▸ The exercise
The exercise asks you to copy every line below in which "SDTVAR" appears.

▸ Materials provided
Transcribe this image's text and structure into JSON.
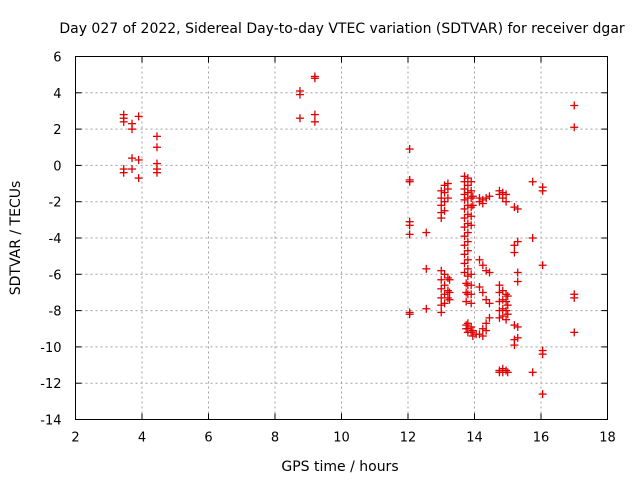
{
  "chart_data": {
    "type": "scatter",
    "title": "Day 027 of 2022, Sidereal Day-to-day VTEC variation (SDTVAR) for receiver dgar",
    "xlabel": "GPS time / hours",
    "ylabel": "SDTVAR / TECUs",
    "xlim": [
      2,
      18
    ],
    "ylim": [
      -14,
      6
    ],
    "xticks": [
      2,
      4,
      6,
      8,
      10,
      12,
      14,
      16,
      18
    ],
    "yticks": [
      -14,
      -12,
      -10,
      -8,
      -6,
      -4,
      -2,
      0,
      2,
      4,
      6
    ],
    "grid": true,
    "marker": "+",
    "color": "#e00000",
    "series": [
      {
        "name": "SDTVAR",
        "points": [
          [
            3.45,
            2.8
          ],
          [
            3.45,
            2.6
          ],
          [
            3.45,
            2.4
          ],
          [
            3.45,
            -0.2
          ],
          [
            3.45,
            -0.4
          ],
          [
            3.7,
            2.3
          ],
          [
            3.7,
            2.0
          ],
          [
            3.7,
            0.4
          ],
          [
            3.7,
            -0.2
          ],
          [
            3.9,
            2.7
          ],
          [
            3.9,
            0.3
          ],
          [
            3.9,
            -0.7
          ],
          [
            4.45,
            1.6
          ],
          [
            4.45,
            1.0
          ],
          [
            4.45,
            0.1
          ],
          [
            4.45,
            -0.2
          ],
          [
            4.45,
            -0.4
          ],
          [
            8.75,
            4.1
          ],
          [
            8.75,
            3.9
          ],
          [
            8.75,
            2.6
          ],
          [
            9.2,
            4.9
          ],
          [
            9.2,
            4.8
          ],
          [
            9.2,
            2.8
          ],
          [
            9.2,
            2.4
          ],
          [
            12.05,
            0.9
          ],
          [
            12.05,
            -0.8
          ],
          [
            12.05,
            -0.9
          ],
          [
            12.05,
            -3.1
          ],
          [
            12.05,
            -3.3
          ],
          [
            12.05,
            -3.8
          ],
          [
            12.05,
            -8.1
          ],
          [
            12.05,
            -8.2
          ],
          [
            12.55,
            -3.7
          ],
          [
            12.55,
            -5.7
          ],
          [
            12.55,
            -7.9
          ],
          [
            13.0,
            -1.4
          ],
          [
            13.0,
            -1.8
          ],
          [
            13.0,
            -2.2
          ],
          [
            13.0,
            -2.6
          ],
          [
            13.0,
            -2.9
          ],
          [
            13.0,
            -5.8
          ],
          [
            13.0,
            -6.3
          ],
          [
            13.0,
            -6.8
          ],
          [
            13.0,
            -7.3
          ],
          [
            13.0,
            -7.7
          ],
          [
            13.0,
            -8.1
          ],
          [
            13.1,
            -1.1
          ],
          [
            13.1,
            -1.5
          ],
          [
            13.1,
            -2.0
          ],
          [
            13.1,
            -2.5
          ],
          [
            13.1,
            -6.0
          ],
          [
            13.1,
            -6.6
          ],
          [
            13.1,
            -7.1
          ],
          [
            13.1,
            -7.6
          ],
          [
            13.2,
            -1.0
          ],
          [
            13.2,
            -1.3
          ],
          [
            13.2,
            -1.8
          ],
          [
            13.2,
            -6.2
          ],
          [
            13.2,
            -6.9
          ],
          [
            13.2,
            -7.3
          ],
          [
            13.25,
            -6.3
          ],
          [
            13.25,
            -7.0
          ],
          [
            13.25,
            -7.4
          ],
          [
            13.7,
            -0.6
          ],
          [
            13.7,
            -0.9
          ],
          [
            13.7,
            -1.3
          ],
          [
            13.7,
            -1.6
          ],
          [
            13.7,
            -1.9
          ],
          [
            13.7,
            -2.4
          ],
          [
            13.7,
            -2.9
          ],
          [
            13.7,
            -3.4
          ],
          [
            13.7,
            -3.9
          ],
          [
            13.7,
            -4.4
          ],
          [
            13.7,
            -4.9
          ],
          [
            13.7,
            -5.4
          ],
          [
            13.7,
            -5.9
          ],
          [
            13.75,
            -6.5
          ],
          [
            13.75,
            -7.0
          ],
          [
            13.75,
            -7.5
          ],
          [
            13.75,
            -8.8
          ],
          [
            13.75,
            -9.0
          ],
          [
            13.8,
            -0.7
          ],
          [
            13.8,
            -1.1
          ],
          [
            13.8,
            -1.5
          ],
          [
            13.8,
            -1.8
          ],
          [
            13.8,
            -2.2
          ],
          [
            13.8,
            -2.7
          ],
          [
            13.8,
            -3.2
          ],
          [
            13.8,
            -3.7
          ],
          [
            13.8,
            -4.2
          ],
          [
            13.8,
            -4.7
          ],
          [
            13.8,
            -5.2
          ],
          [
            13.8,
            -5.7
          ],
          [
            13.8,
            -6.1
          ],
          [
            13.8,
            -6.6
          ],
          [
            13.8,
            -7.1
          ],
          [
            13.8,
            -8.7
          ],
          [
            13.8,
            -9.0
          ],
          [
            13.8,
            -9.2
          ],
          [
            13.9,
            -0.9
          ],
          [
            13.9,
            -1.4
          ],
          [
            13.9,
            -1.8
          ],
          [
            13.9,
            -2.3
          ],
          [
            13.9,
            -2.8
          ],
          [
            13.9,
            -3.3
          ],
          [
            13.9,
            -6.0
          ],
          [
            13.9,
            -6.6
          ],
          [
            13.9,
            -7.1
          ],
          [
            13.9,
            -7.6
          ],
          [
            13.9,
            -8.9
          ],
          [
            13.9,
            -9.2
          ],
          [
            13.95,
            -1.7
          ],
          [
            13.95,
            -2.2
          ],
          [
            13.95,
            -9.1
          ],
          [
            13.95,
            -9.4
          ],
          [
            14.05,
            -9.3
          ],
          [
            14.15,
            -1.8
          ],
          [
            14.15,
            -2.0
          ],
          [
            14.15,
            -5.2
          ],
          [
            14.15,
            -6.7
          ],
          [
            14.15,
            -9.3
          ],
          [
            14.25,
            -1.9
          ],
          [
            14.25,
            -2.1
          ],
          [
            14.25,
            -5.5
          ],
          [
            14.25,
            -7.0
          ],
          [
            14.25,
            -9.0
          ],
          [
            14.25,
            -9.4
          ],
          [
            14.35,
            -1.8
          ],
          [
            14.35,
            -5.8
          ],
          [
            14.35,
            -7.4
          ],
          [
            14.35,
            -8.7
          ],
          [
            14.35,
            -9.1
          ],
          [
            14.45,
            -1.7
          ],
          [
            14.45,
            -5.9
          ],
          [
            14.45,
            -7.6
          ],
          [
            14.45,
            -8.4
          ],
          [
            14.75,
            -1.4
          ],
          [
            14.75,
            -1.6
          ],
          [
            14.75,
            -6.6
          ],
          [
            14.75,
            -7.0
          ],
          [
            14.75,
            -7.5
          ],
          [
            14.75,
            -8.0
          ],
          [
            14.75,
            -8.4
          ],
          [
            14.75,
            -11.3
          ],
          [
            14.75,
            -11.4
          ],
          [
            14.85,
            -1.5
          ],
          [
            14.85,
            -1.8
          ],
          [
            14.85,
            -6.9
          ],
          [
            14.85,
            -7.4
          ],
          [
            14.85,
            -7.9
          ],
          [
            14.85,
            -8.3
          ],
          [
            14.85,
            -11.2
          ],
          [
            14.85,
            -11.4
          ],
          [
            14.95,
            -1.6
          ],
          [
            14.95,
            -2.0
          ],
          [
            14.95,
            -7.1
          ],
          [
            14.95,
            -7.5
          ],
          [
            14.95,
            -8.0
          ],
          [
            14.95,
            -8.5
          ],
          [
            14.95,
            -11.3
          ],
          [
            15.0,
            -7.2
          ],
          [
            15.0,
            -7.7
          ],
          [
            15.0,
            -8.2
          ],
          [
            15.0,
            -11.4
          ],
          [
            15.2,
            -2.3
          ],
          [
            15.2,
            -4.4
          ],
          [
            15.2,
            -4.8
          ],
          [
            15.2,
            -8.8
          ],
          [
            15.2,
            -9.6
          ],
          [
            15.2,
            -9.9
          ],
          [
            15.3,
            -2.4
          ],
          [
            15.3,
            -4.2
          ],
          [
            15.3,
            -5.9
          ],
          [
            15.3,
            -6.4
          ],
          [
            15.3,
            -8.9
          ],
          [
            15.3,
            -9.5
          ],
          [
            15.75,
            -0.9
          ],
          [
            15.75,
            -4.0
          ],
          [
            15.75,
            -11.4
          ],
          [
            16.05,
            -1.2
          ],
          [
            16.05,
            -1.4
          ],
          [
            16.05,
            -5.5
          ],
          [
            16.05,
            -10.2
          ],
          [
            16.05,
            -10.4
          ],
          [
            16.05,
            -12.6
          ],
          [
            17.0,
            3.3
          ],
          [
            17.0,
            2.1
          ],
          [
            17.0,
            -7.1
          ],
          [
            17.0,
            -7.3
          ],
          [
            17.0,
            -9.2
          ]
        ]
      }
    ]
  }
}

▸ Solution for this task
    "title": "Day 027 of 2022, Sidereal Day-to-day VTEC variation (SDTVAR) for receiver dgar",
    "ylabel": "SDTVAR / TECUs",
        "name": "SDTVAR",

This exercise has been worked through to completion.